Text:
<<<<

# Advice on buying Lighting Kit with Light Tent for still-life photos



## Veer.malhotra (Feb 17, 2013)

Hello guys,

I'm actually new to photography. I'm looking for how to buy a light tent, and a lighting kit, that can be used to create a couple of soft-light based images of still-life. Please help me with decent manufacturer names, links to buy the lighting equipment online.

My Budget is 8K.

Please help will be appreciated. Thanks!


----------



## raja manuel (Feb 17, 2013)

Wouldn't it be simpler and cheaper to make one yourself?

Strobist: How To: DIY $10 Macro Photo Studio


----------



## sujoyp (Feb 17, 2013)

I made one for myself....but if u want for serious reasons then u can get it from ebay.com ...there r many available for around 40$


----------



## Veer.malhotra (Feb 19, 2013)

Thanks a lot. I'm looking to buy, as i'm too lazy to create one. Thanks for help


----------



## sujoyp (Feb 19, 2013)

you can buy from lightdelight.com   ....its easier to find and buy from there


----------



## Upadhyay (Apr 19, 2013)

You should get a couple of Simpex entry level studio lights in this price, they come with remote trigger and 120mm square soft box. You may not need the tent but if required it will be better to make it yourself.

cheers,
Praveen


----------

>>>>

Items drawn from a data source:
<<<<

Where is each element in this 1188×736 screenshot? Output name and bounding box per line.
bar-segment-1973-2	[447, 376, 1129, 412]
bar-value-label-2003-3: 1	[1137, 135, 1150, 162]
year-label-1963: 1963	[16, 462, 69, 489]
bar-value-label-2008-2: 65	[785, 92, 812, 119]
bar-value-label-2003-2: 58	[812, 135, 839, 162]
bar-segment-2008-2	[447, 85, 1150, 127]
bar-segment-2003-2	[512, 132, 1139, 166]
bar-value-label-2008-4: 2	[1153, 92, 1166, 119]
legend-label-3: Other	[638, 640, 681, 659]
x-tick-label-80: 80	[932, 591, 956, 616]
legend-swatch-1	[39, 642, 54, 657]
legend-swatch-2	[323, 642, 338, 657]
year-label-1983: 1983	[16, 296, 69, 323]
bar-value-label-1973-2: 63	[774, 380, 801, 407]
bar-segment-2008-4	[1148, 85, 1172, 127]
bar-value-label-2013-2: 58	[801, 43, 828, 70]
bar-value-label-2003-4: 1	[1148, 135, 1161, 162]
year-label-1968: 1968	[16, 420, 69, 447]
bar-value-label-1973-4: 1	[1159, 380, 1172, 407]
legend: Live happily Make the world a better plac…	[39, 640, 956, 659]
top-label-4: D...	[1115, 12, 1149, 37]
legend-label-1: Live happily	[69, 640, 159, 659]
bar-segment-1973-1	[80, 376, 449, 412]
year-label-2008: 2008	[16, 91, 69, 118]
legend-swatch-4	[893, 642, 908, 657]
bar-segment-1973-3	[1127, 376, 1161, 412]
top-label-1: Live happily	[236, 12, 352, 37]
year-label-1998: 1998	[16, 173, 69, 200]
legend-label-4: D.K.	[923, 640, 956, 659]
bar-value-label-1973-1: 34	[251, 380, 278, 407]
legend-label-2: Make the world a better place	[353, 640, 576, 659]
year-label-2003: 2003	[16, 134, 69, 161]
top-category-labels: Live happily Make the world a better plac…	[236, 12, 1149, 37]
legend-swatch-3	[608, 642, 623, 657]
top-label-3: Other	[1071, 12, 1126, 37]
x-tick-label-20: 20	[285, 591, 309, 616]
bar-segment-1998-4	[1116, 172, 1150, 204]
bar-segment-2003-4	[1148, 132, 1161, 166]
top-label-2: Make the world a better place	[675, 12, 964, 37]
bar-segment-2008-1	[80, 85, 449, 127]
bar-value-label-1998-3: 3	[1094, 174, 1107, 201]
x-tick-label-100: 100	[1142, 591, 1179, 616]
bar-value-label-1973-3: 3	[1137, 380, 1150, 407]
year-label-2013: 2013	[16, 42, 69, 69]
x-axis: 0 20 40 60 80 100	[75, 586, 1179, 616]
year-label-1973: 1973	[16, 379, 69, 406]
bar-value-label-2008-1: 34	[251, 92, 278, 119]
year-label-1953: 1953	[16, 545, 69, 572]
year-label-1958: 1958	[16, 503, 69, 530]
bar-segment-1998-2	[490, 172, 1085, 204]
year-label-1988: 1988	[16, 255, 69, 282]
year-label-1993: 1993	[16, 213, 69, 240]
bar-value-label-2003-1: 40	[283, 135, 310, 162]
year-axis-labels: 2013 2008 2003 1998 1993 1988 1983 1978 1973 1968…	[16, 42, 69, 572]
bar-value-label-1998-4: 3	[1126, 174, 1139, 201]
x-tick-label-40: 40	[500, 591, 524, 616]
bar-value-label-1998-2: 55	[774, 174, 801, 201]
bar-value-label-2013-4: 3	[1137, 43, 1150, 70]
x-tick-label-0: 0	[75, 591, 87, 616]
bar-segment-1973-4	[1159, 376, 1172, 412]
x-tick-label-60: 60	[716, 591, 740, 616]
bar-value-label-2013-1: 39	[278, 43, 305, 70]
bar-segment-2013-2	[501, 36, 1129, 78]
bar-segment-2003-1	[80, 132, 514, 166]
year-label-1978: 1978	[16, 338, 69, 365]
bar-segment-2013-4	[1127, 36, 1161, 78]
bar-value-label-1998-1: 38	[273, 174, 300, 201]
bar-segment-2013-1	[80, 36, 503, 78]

>>>>

Your goal:
Copy word for word the passage of the light tent thread above, from "## Veer.malhotra (Feb 17, 2013)" up to and including "be appreciated. Thanks!".

Task result:
## Veer.malhotra (Feb 17, 2013)

Hello guys,

I'm actually new to photography. I'm looking for how to buy a light tent, and a lighting kit, that can be used to create a couple of soft-light based images of still-life. Please help me with decent manufacturer names, links to buy the lighting equipment online.

My Budget is 8K.

Please help will be appreciated. Thanks!